Pull out each line of the data that includes the word "blue".

Stored records ▸
+++
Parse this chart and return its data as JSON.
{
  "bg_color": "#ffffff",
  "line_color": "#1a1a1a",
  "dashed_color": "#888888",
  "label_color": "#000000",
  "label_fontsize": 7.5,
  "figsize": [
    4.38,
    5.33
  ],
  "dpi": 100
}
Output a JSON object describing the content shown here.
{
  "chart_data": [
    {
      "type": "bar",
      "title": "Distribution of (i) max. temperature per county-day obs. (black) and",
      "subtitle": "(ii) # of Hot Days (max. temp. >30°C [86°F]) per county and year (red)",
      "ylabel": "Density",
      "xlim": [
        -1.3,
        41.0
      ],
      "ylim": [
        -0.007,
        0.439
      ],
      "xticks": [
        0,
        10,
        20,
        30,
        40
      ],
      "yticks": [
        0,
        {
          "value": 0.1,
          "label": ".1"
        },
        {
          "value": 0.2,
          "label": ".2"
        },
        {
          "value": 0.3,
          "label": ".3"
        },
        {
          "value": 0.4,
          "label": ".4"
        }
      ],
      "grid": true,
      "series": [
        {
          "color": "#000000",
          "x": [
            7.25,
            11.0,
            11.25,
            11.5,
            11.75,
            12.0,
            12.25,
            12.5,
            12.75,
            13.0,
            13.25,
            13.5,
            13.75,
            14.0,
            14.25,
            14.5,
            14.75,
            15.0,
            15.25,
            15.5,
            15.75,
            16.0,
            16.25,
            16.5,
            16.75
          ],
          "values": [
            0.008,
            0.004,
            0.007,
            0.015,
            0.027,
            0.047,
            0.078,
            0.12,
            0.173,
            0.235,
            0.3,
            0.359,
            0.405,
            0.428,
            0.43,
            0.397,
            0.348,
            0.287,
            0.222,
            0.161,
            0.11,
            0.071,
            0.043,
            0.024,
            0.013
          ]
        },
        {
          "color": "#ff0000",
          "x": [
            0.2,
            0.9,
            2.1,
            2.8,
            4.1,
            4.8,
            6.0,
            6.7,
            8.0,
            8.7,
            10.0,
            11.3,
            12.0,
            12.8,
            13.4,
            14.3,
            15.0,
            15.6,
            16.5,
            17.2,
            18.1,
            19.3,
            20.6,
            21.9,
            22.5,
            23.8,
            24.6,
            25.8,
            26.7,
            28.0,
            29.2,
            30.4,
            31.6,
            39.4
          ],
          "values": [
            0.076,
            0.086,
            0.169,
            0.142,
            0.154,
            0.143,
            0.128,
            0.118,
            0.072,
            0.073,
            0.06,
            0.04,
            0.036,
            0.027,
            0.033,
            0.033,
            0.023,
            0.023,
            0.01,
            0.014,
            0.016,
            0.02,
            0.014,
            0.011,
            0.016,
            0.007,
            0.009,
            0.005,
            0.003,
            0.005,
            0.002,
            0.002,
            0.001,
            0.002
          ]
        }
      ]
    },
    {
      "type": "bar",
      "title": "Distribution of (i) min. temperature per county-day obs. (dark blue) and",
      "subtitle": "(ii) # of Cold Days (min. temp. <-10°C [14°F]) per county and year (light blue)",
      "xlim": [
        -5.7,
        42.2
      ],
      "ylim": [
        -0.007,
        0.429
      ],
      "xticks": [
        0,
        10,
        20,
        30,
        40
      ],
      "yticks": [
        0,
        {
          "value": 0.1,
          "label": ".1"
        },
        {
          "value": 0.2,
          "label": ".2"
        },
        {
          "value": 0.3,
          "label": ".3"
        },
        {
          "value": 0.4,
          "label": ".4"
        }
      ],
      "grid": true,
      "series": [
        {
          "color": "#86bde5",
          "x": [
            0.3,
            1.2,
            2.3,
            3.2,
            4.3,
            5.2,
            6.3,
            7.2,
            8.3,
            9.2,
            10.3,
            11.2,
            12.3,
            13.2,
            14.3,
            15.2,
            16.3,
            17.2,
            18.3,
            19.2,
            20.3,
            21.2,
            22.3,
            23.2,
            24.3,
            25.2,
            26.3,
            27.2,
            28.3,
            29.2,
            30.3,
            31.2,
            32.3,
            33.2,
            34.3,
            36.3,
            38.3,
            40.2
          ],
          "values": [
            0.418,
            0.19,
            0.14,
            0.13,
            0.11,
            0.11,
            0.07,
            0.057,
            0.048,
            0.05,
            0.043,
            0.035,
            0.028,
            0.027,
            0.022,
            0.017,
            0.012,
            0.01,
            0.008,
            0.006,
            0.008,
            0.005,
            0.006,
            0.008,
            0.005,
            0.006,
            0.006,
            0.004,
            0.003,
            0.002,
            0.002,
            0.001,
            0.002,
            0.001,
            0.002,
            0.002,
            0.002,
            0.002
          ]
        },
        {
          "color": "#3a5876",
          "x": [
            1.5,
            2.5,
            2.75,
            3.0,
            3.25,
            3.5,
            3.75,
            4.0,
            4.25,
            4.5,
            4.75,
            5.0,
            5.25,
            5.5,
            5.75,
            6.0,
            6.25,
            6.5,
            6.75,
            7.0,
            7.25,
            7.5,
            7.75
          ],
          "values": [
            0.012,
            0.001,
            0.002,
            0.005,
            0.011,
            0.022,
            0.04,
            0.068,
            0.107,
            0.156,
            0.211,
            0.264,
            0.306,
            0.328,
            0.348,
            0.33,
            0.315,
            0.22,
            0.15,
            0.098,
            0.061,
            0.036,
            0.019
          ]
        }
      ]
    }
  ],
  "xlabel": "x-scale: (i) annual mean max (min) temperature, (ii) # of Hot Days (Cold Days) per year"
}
+++
THE RESPONSE ▸
      "title": "Distribution of (i) min. temperature per county-day obs. (dark blue) and",
      "subtitle": "(ii) # of Cold Days (min. temp. <-10°C [14°F]) per county and year (light blue)",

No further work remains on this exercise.